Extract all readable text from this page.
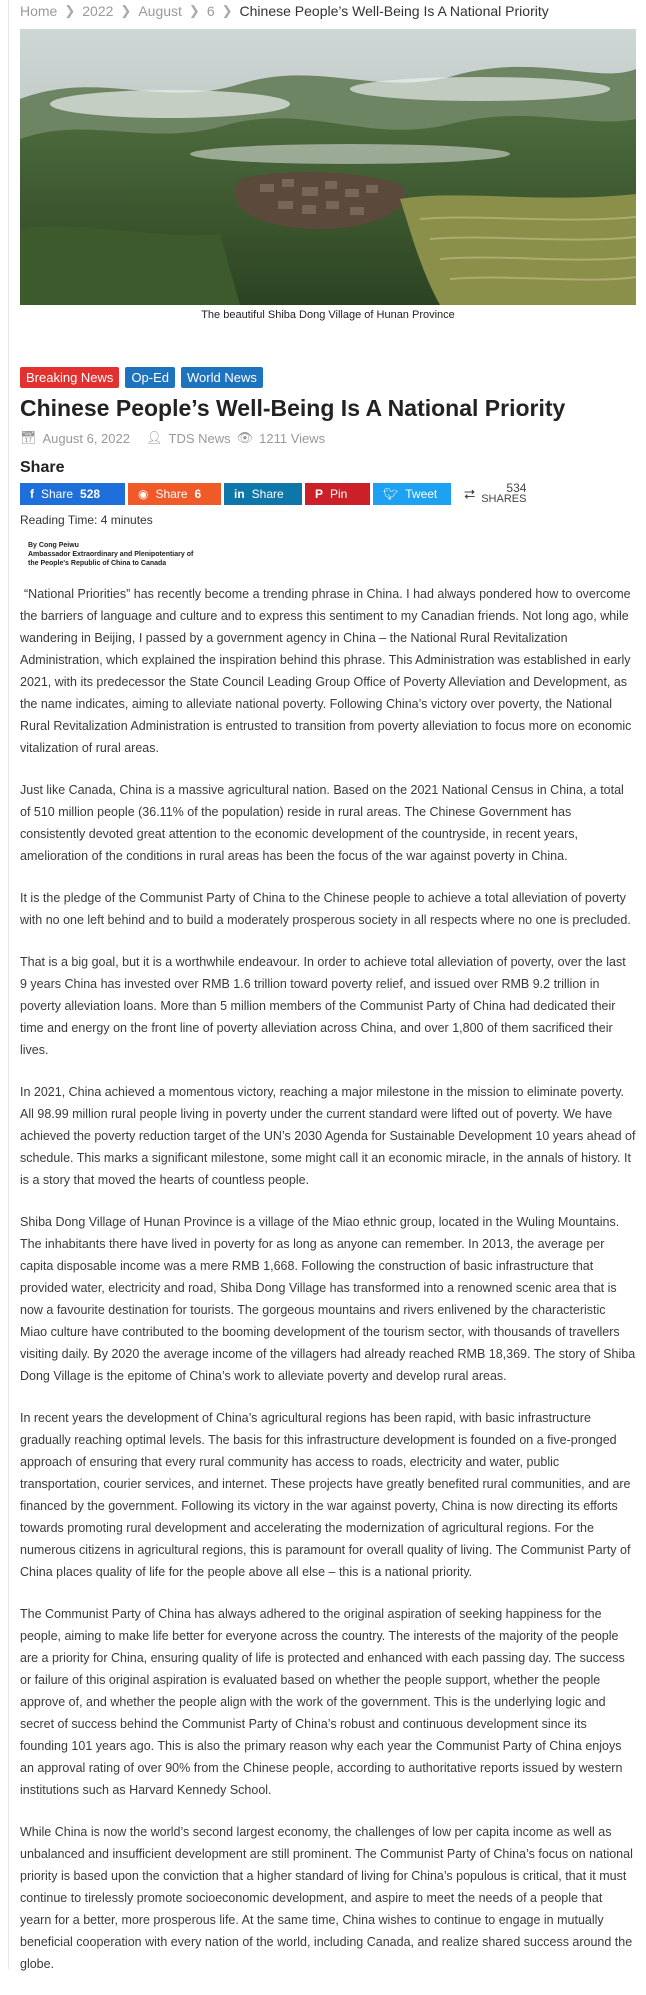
Home ❯ 2022 ❯ August ❯ 6 ❯ Chinese People’s Well-Being Is A National Priority
The beautiful Shiba Dong Village of Hunan Province
Breaking News	Op-Ed	World News
Chinese People’s Well-Being Is A National Priority
📅︎ August 6, 2022 👤︎ TDS News 👁︎ 1211 Views
Share
f Share 528	◉ Share 6	in Share	P Pin	🐦︎ Tweet ⮂	534
SHARES
Reading Time: 4 minutes
By Cong Peiwu
Ambassador Extraordinary and Plenipotentiary of
the People's Republic of China to Canada

“National Priorities” has recently become a trending phrase in China. I had always pondered how to overcome the barriers of language and culture and to express this sentiment to my Canadian friends. Not long ago, while wandering in Beijing, I passed by a government agency in China – the National Rural Revitalization Administration, which explained the inspiration behind this phrase. This Administration was established in early 2021, with its predecessor the State Council Leading Group Office of Poverty Alleviation and Development, as the name indicates, aiming to alleviate national poverty. Following China’s victory over poverty, the National Rural Revitalization Administration is entrusted to transition from poverty alleviation to focus more on economic vitalization of rural areas.

Just like Canada, China is a massive agricultural nation. Based on the 2021 National Census in China, a total of 510 million people (36.11% of the population) reside in rural areas. The Chinese Government has consistently devoted great attention to the economic development of the countryside, in recent years, amelioration of the conditions in rural areas has been the focus of the war against poverty in China.

It is the pledge of the Communist Party of China to the Chinese people to achieve a total alleviation of poverty with no one left behind and to build a moderately prosperous society in all respects where no one is precluded.

That is a big goal, but it is a worthwhile endeavour. In order to achieve total alleviation of poverty, over the last 9 years China has invested over RMB 1.6 trillion toward poverty relief, and issued over RMB 9.2 trillion in poverty alleviation loans. More than 5 million members of the Communist Party of China had dedicated their time and energy on the front line of poverty alleviation across China, and over 1,800 of them sacrificed their lives.

In 2021, China achieved a momentous victory, reaching a major milestone in the mission to eliminate poverty. All 98.99 million rural people living in poverty under the current standard were lifted out of poverty. We have achieved the poverty reduction target of the UN’s 2030 Agenda for Sustainable Development 10 years ahead of schedule. This marks a significant milestone, some might call it an economic miracle, in the annals of history. It is a story that moved the hearts of countless people.

Shiba Dong Village of Hunan Province is a village of the Miao ethnic group, located in the Wuling Mountains. The inhabitants there have lived in poverty for as long as anyone can remember. In 2013, the average per capita disposable income was a mere RMB 1,668. Following the construction of basic infrastructure that provided water, electricity and road, Shiba Dong Village has transformed into a renowned scenic area that is now a favourite destination for tourists. The gorgeous mountains and rivers enlivened by the characteristic Miao culture have contributed to the booming development of the tourism sector, with thousands of travellers visiting daily. By 2020 the average income of the villagers had already reached RMB 18,369. The story of Shiba Dong Village is the epitome of China’s work to alleviate poverty and develop rural areas.

In recent years the development of China’s agricultural regions has been rapid, with basic infrastructure gradually reaching optimal levels. The basis for this infrastructure development is founded on a five-pronged approach of ensuring that every rural community has access to roads, electricity and water, public transportation, courier services, and internet. These projects have greatly benefited rural communities, and are financed by the government. Following its victory in the war against poverty, China is now directing its efforts towards promoting rural development and accelerating the modernization of agricultural regions. For the numerous citizens in agricultural regions, this is paramount for overall quality of living. The Communist Party of China places quality of life for the people above all else – this is a national priority.

The Communist Party of China has always adhered to the original aspiration of seeking happiness for the people, aiming to make life better for everyone across the country. The interests of the majority of the people are a priority for China, ensuring quality of life is protected and enhanced with each passing day. The success or failure of this original aspiration is evaluated based on whether the people support, whether the people approve of, and whether the people align with the work of the government. This is the underlying logic and secret of success behind the Communist Party of China’s robust and continuous development since its founding 101 years ago. This is also the primary reason why each year the Communist Party of China enjoys an approval rating of over 90% from the Chinese people, according to authoritative reports issued by western institutions such as Harvard Kennedy School.

While China is now the world’s second largest economy, the challenges of low per capita income as well as unbalanced and insufficient development are still prominent. The Communist Party of China’s focus on national priority is based upon the conviction that a higher standard of living for China’s populous is critical, that it must continue to tirelessly promote socioeconomic development, and aspire to meet the needs of a people that yearn for a better, more prosperous life. At the same time, China wishes to continue to engage in mutually beneficial cooperation with every nation of the world, including Canada, and realize shared success around the globe.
--------------------
Transcribe the whole listing exactly. Pictures stay out of your copy.

**Reply**
Extract all readable text from this page.
Home ❯ 2022 ❯ August ❯ 6 ❯ Chinese People’s Well-Being Is A National Priority
The beautiful Shiba Dong Village of Hunan Province
Breaking News	Op-Ed	World News
Chinese People’s Well-Being Is A National Priority
📅︎ August 6, 2022 👤︎ TDS News 👁︎ 1211 Views
Share
f Share 528	◉ Share 6	in Share	P Pin	🐦︎ Tweet ⮂	534
SHARES
Reading Time: 4 minutes
By Cong Peiwu
Ambassador Extraordinary and Plenipotentiary of
the People's Republic of China to Canada

“National Priorities” has recently become a trending phrase in China. I had always pondered how to overcome the barriers of language and culture and to express this sentiment to my Canadian friends. Not long ago, while wandering in Beijing, I passed by a government agency in China – the National Rural Revitalization Administration, which explained the inspiration behind this phrase. This Administration was established in early 2021, with its predecessor the State Council Leading Group Office of Poverty Alleviation and Development, as the name indicates, aiming to alleviate national poverty. Following China’s victory over poverty, the National Rural Revitalization Administration is entrusted to transition from poverty alleviation to focus more on economic vitalization of rural areas.

Just like Canada, China is a massive agricultural nation. Based on the 2021 National Census in China, a total of 510 million people (36.11% of the population) reside in rural areas. The Chinese Government has consistently devoted great attention to the economic development of the countryside, in recent years, amelioration of the conditions in rural areas has been the focus of the war against poverty in China.

It is the pledge of the Communist Party of China to the Chinese people to achieve a total alleviation of poverty with no one left behind and to build a moderately prosperous society in all respects where no one is precluded.

That is a big goal, but it is a worthwhile endeavour. In order to achieve total alleviation of poverty, over the last 9 years China has invested over RMB 1.6 trillion toward poverty relief, and issued over RMB 9.2 trillion in poverty alleviation loans. More than 5 million members of the Communist Party of China had dedicated their time and energy on the front line of poverty alleviation across China, and over 1,800 of them sacrificed their lives.

In 2021, China achieved a momentous victory, reaching a major milestone in the mission to eliminate poverty. All 98.99 million rural people living in poverty under the current standard were lifted out of poverty. We have achieved the poverty reduction target of the UN’s 2030 Agenda for Sustainable Development 10 years ahead of schedule. This marks a significant milestone, some might call it an economic miracle, in the annals of history. It is a story that moved the hearts of countless people.

Shiba Dong Village of Hunan Province is a village of the Miao ethnic group, located in the Wuling Mountains. The inhabitants there have lived in poverty for as long as anyone can remember. In 2013, the average per capita disposable income was a mere RMB 1,668. Following the construction of basic infrastructure that provided water, electricity and road, Shiba Dong Village has transformed into a renowned scenic area that is now a favourite destination for tourists. The gorgeous mountains and rivers enlivened by the characteristic Miao culture have contributed to the booming development of the tourism sector, with thousands of travellers visiting daily. By 2020 the average income of the villagers had already reached RMB 18,369. The story of Shiba Dong Village is the epitome of China’s work to alleviate poverty and develop rural areas.

In recent years the development of China’s agricultural regions has been rapid, with basic infrastructure gradually reaching optimal levels. The basis for this infrastructure development is founded on a five-pronged approach of ensuring that every rural community has access to roads, electricity and water, public transportation, courier services, and internet. These projects have greatly benefited rural communities, and are financed by the government. Following its victory in the war against poverty, China is now directing its efforts towards promoting rural development and accelerating the modernization of agricultural regions. For the numerous citizens in agricultural regions, this is paramount for overall quality of living. The Communist Party of China places quality of life for the people above all else – this is a national priority.

The Communist Party of China has always adhered to the original aspiration of seeking happiness for the people, aiming to make life better for everyone across the country. The interests of the majority of the people are a priority for China, ensuring quality of life is protected and enhanced with each passing day. The success or failure of this original aspiration is evaluated based on whether the people support, whether the people approve of, and whether the people align with the work of the government. This is the underlying logic and secret of success behind the Communist Party of China’s robust and continuous development since its founding 101 years ago. This is also the primary reason why each year the Communist Party of China enjoys an approval rating of over 90% from the Chinese people, according to authoritative reports issued by western institutions such as Harvard Kennedy School.

While China is now the world’s second largest economy, the challenges of low per capita income as well as unbalanced and insufficient development are still prominent. The Communist Party of China’s focus on national priority is based upon the conviction that a higher standard of living for China’s populous is critical, that it must continue to tirelessly promote socioeconomic development, and aspire to meet the needs of a people that yearn for a better, more prosperous life. At the same time, China wishes to continue to engage in mutually beneficial cooperation with every nation of the world, including Canada, and realize shared success around the globe.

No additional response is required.